--- RECORDS SHOWN ---
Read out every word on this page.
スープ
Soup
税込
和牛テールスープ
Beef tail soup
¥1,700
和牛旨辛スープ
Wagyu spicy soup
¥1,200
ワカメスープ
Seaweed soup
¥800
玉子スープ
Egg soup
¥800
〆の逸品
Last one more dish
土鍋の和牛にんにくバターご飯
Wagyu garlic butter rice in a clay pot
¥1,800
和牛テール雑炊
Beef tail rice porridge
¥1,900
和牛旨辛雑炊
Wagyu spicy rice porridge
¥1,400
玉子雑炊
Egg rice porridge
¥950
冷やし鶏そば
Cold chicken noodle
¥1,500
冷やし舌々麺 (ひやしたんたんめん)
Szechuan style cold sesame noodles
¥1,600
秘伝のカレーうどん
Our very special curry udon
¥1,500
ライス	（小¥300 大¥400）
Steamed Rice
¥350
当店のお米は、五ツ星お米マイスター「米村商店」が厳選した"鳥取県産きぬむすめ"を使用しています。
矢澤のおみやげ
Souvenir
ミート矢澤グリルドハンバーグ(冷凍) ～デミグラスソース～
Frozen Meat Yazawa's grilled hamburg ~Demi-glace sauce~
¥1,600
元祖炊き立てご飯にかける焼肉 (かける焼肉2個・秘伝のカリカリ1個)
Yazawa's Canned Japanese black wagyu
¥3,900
---
• [GIVEN EXERCISE] Exactly as they are written, print the entries again.

• [ANSWER TO THIS EXERCISE]
Read out every word on this page.
スープ
Soup
税込
和牛テールスープ
Beef tail soup
¥1,700
和牛旨辛スープ
Wagyu spicy soup
¥1,200
ワカメスープ
Seaweed soup
¥800
玉子スープ
Egg soup
¥800
〆の逸品
Last one more dish
土鍋の和牛にんにくバターご飯
Wagyu garlic butter rice in a clay pot
¥1,800
和牛テール雑炊
Beef tail rice porridge
¥1,900
和牛旨辛雑炊
Wagyu spicy rice porridge
¥1,400
玉子雑炊
Egg rice porridge
¥950
冷やし鶏そば
Cold chicken noodle
¥1,500
冷やし舌々麺 (ひやしたんたんめん)
Szechuan style cold sesame noodles
¥1,600
秘伝のカレーうどん
Our very special curry udon
¥1,500
ライス	（小¥300 大¥400）
Steamed Rice
¥350
当店のお米は、五ツ星お米マイスター「米村商店」が厳選した"鳥取県産きぬむすめ"を使用しています。
矢澤のおみやげ
Souvenir
ミート矢澤グリルドハンバーグ(冷凍) ～デミグラスソース～
Frozen Meat Yazawa's grilled hamburg ~Demi-glace sauce~
¥1,600
元祖炊き立てご飯にかける焼肉 (かける焼肉2個・秘伝のカリカリ1個)
Yazawa's Canned Japanese black wagyu
¥3,900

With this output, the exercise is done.